### MATERIAL
· · · · ·
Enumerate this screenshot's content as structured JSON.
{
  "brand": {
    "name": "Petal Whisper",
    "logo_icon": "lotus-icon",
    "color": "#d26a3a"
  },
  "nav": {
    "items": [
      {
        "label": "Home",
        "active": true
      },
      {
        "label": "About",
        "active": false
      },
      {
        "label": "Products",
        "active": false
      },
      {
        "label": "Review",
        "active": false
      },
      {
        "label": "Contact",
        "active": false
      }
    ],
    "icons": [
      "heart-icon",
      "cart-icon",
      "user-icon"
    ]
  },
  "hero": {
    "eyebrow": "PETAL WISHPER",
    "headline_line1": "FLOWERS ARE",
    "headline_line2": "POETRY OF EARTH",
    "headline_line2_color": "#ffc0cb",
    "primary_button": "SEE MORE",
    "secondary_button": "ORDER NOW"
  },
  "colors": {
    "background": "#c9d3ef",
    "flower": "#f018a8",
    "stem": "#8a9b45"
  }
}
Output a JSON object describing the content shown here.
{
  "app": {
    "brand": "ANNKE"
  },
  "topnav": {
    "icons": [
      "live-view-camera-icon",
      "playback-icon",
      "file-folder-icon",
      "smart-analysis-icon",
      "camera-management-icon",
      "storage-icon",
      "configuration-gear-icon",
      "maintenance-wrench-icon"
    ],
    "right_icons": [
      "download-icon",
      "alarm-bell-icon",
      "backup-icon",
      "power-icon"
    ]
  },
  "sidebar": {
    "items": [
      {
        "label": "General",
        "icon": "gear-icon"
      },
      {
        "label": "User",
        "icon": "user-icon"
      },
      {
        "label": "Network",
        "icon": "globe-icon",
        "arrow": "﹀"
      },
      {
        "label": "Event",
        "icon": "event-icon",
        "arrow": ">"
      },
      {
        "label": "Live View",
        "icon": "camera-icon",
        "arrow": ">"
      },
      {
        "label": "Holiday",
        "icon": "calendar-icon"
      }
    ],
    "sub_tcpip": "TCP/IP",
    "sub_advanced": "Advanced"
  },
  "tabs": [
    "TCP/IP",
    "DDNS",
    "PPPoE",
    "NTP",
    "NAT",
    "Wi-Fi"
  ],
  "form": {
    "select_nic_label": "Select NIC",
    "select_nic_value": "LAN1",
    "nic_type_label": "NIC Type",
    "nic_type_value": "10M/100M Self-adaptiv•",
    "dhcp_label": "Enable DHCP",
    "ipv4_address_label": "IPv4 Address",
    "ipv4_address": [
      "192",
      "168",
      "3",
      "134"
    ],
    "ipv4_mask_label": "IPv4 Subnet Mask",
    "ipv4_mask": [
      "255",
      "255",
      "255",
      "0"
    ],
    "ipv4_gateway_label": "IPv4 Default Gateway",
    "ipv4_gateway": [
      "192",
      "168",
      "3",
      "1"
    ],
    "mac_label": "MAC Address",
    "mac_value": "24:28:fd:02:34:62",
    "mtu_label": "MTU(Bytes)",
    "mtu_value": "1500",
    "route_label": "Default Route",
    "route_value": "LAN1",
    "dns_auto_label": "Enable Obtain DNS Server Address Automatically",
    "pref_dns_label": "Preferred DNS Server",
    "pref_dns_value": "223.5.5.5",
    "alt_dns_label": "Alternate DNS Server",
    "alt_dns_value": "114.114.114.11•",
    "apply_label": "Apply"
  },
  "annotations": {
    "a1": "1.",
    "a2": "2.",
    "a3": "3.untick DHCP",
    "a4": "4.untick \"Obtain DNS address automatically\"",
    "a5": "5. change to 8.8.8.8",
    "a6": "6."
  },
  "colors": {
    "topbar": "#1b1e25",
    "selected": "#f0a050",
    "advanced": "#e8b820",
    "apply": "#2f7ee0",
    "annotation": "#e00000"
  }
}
· · · · ·
### OBJECTIVE
Identify the lines of the entries containing the string "Default". Copy each such line.

### ANSWER TO THIS EXERCISE
    "ipv4_gateway_label": "IPv4 Default Gateway",
    "route_label": "Default Route",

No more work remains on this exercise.